▸ TASK DIRECTIONS
Extract every line below that contains the word "screenshot".

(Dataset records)
═══

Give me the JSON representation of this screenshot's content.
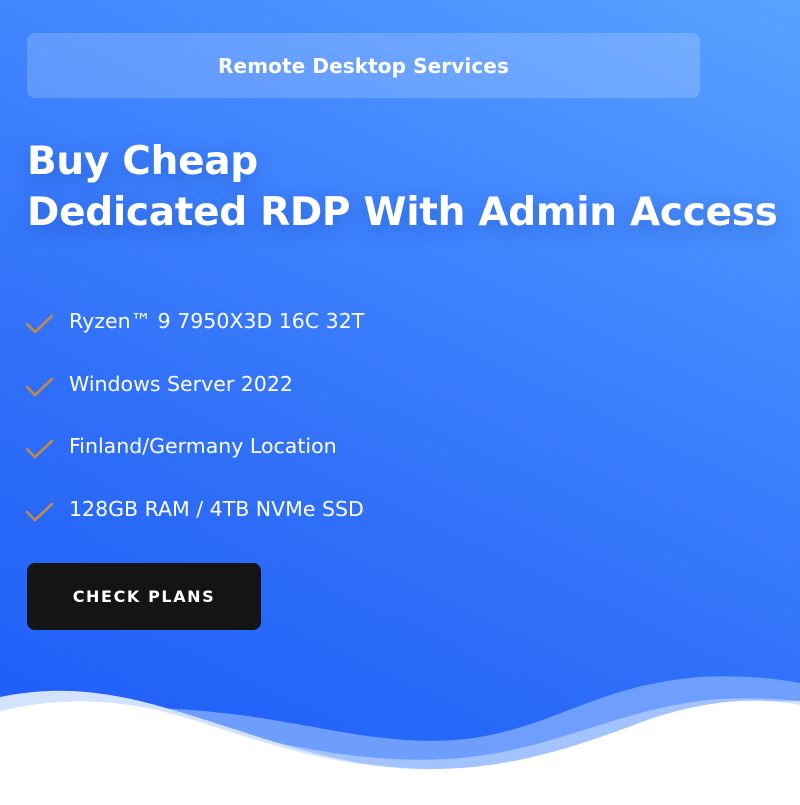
{
  "badge": {
    "label": "Remote Desktop Services"
  },
  "headline": {
    "line1": "Buy Cheap",
    "line2": "Dedicated RDP With Admin Access"
  },
  "features": [
    {
      "icon": "checkmark-icon",
      "text": "Ryzen™ 9 7950X3D 16C 32T"
    },
    {
      "icon": "checkmark-icon",
      "text": "Windows Server 2022"
    },
    {
      "icon": "checkmark-icon",
      "text": "Finland/Germany Location"
    },
    {
      "icon": "checkmark-icon",
      "text": "128GB RAM / 4TB NVMe SSD"
    }
  ],
  "cta": {
    "label": "CHECK PLANS"
  },
  "colors": {
    "background_top": "#5aa2ff",
    "background_bottom": "#1a5af7",
    "checkmark": "#c08a4a",
    "button_background": "#141414",
    "text": "#ffffff"
  }
}
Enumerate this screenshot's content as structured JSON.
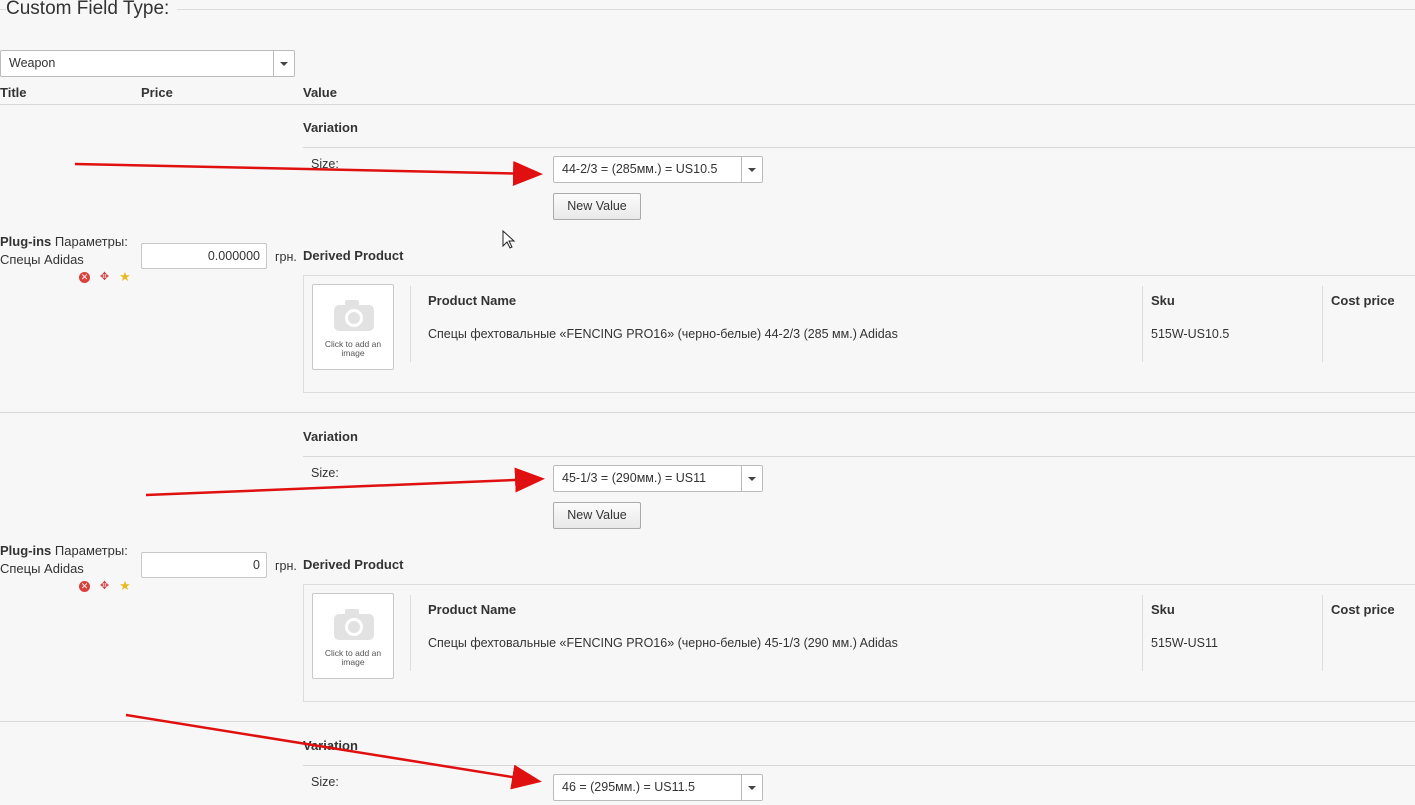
{
  "fieldset": {
    "legend": "Custom Field Type:"
  },
  "type_select": {
    "value": "Weapon"
  },
  "columns": {
    "title": "Title",
    "price": "Price",
    "value": "Value"
  },
  "rows": [
    {
      "title_bold": "Plug-ins",
      "title_rest": "Параметры:",
      "title_line2": "Спецы Adidas",
      "price": "0.000000",
      "currency": "грн.",
      "variation_label": "Variation",
      "size_label": "Size:",
      "size_value": "44-2/3 = (285мм.) = US10.5",
      "new_value_label": "New Value",
      "derived_label": "Derived Product",
      "image_caption": "Click to add an image",
      "product_name_header": "Product Name",
      "sku_header": "Sku",
      "cost_header": "Cost price",
      "product_name": "Спецы фехтовальные «FENCING PRO16» (черно-белые) 44-2/3 (285 мм.) Adidas",
      "sku": "515W-US10.5"
    },
    {
      "title_bold": "Plug-ins",
      "title_rest": "Параметры:",
      "title_line2": "Спецы Adidas",
      "price": "0",
      "currency": "грн.",
      "variation_label": "Variation",
      "size_label": "Size:",
      "size_value": "45-1/3 = (290мм.) = US11",
      "new_value_label": "New Value",
      "derived_label": "Derived Product",
      "image_caption": "Click to add an image",
      "product_name_header": "Product Name",
      "sku_header": "Sku",
      "cost_header": "Cost price",
      "product_name": "Спецы фехтовальные «FENCING PRO16» (черно-белые) 45-1/3 (290 мм.) Adidas",
      "sku": "515W-US11"
    },
    {
      "variation_label": "Variation",
      "size_label": "Size:",
      "size_value": "46 = (295мм.) = US11.5"
    }
  ],
  "colors": {
    "arrow": "#e01010",
    "delete": "#d9413c",
    "star": "#e8b920"
  }
}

═══

▸ WORKED SOLUTION
Give me the JSON representation of this screenshot's content.
Enumerate this screenshot's content as structured JSON.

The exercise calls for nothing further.